- [Directive]: Retype the material below word for word, leaving out the pictures.

- [Input material]:
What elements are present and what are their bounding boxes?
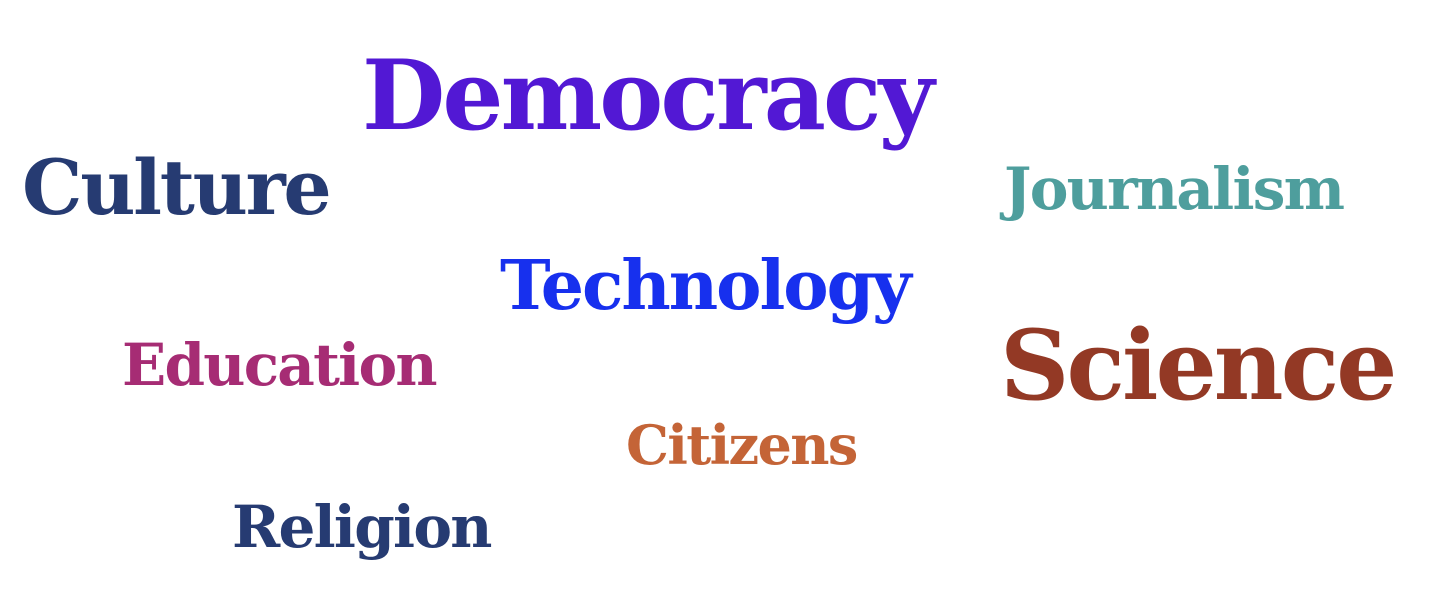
word-science[interactable]: Science <box>1000 309 1397 422</box>
word-democracy[interactable]: Democracy <box>362 39 934 152</box>
word-journalism[interactable]: Journalism <box>1004 155 1345 223</box>
word-religion[interactable]: Religion <box>232 493 492 561</box>
word-education[interactable]: Education <box>122 331 438 399</box>
word-technology[interactable]: Technology <box>500 246 912 326</box>
word-citizens[interactable]: Citizens <box>626 413 858 477</box>
word-culture[interactable]: Culture <box>22 143 332 232</box>
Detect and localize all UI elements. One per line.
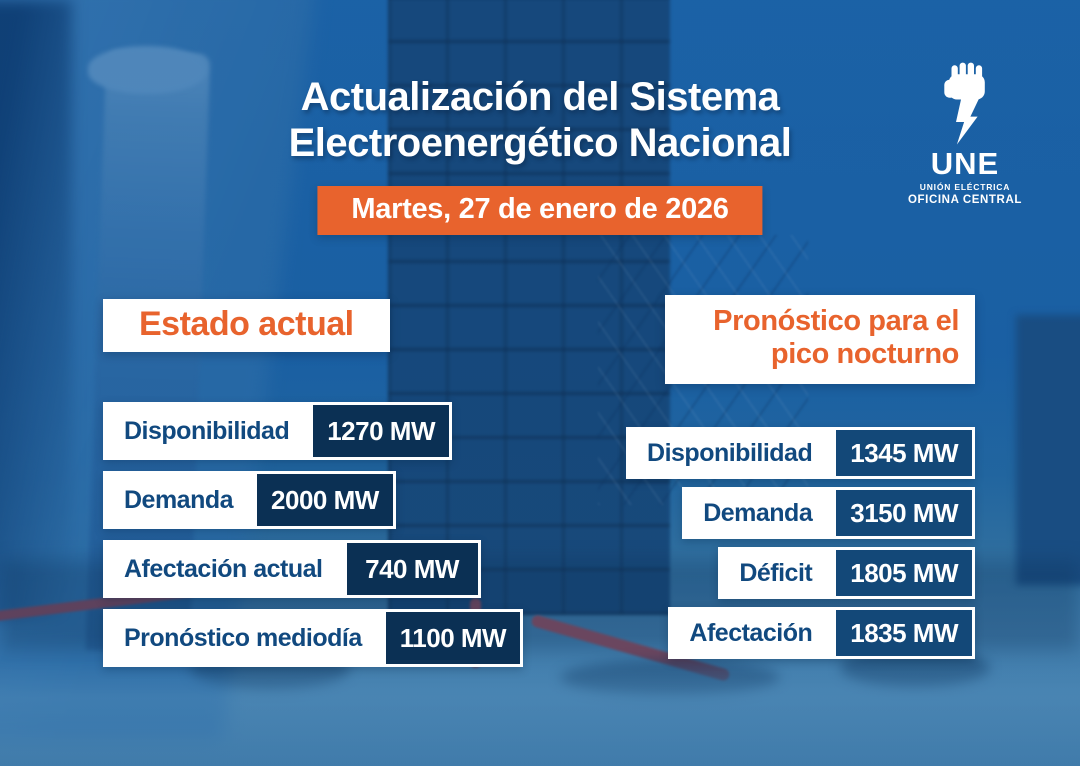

- [Exercise output]:
What elements are present and what are their bounding boxes?
word-science[interactable]: Science <box>1000 309 1397 422</box>
word-democracy[interactable]: Democracy <box>362 39 934 152</box>
word-journalism[interactable]: Journalism <box>1004 155 1345 223</box>
word-religion[interactable]: Religion <box>232 493 492 561</box>
word-education[interactable]: Education <box>122 331 438 399</box>
word-technology[interactable]: Technology <box>500 246 912 326</box>
word-citizens[interactable]: Citizens <box>626 413 858 477</box>
word-culture[interactable]: Culture <box>22 143 332 232</box>
Detect and localize all UI elements. One per line.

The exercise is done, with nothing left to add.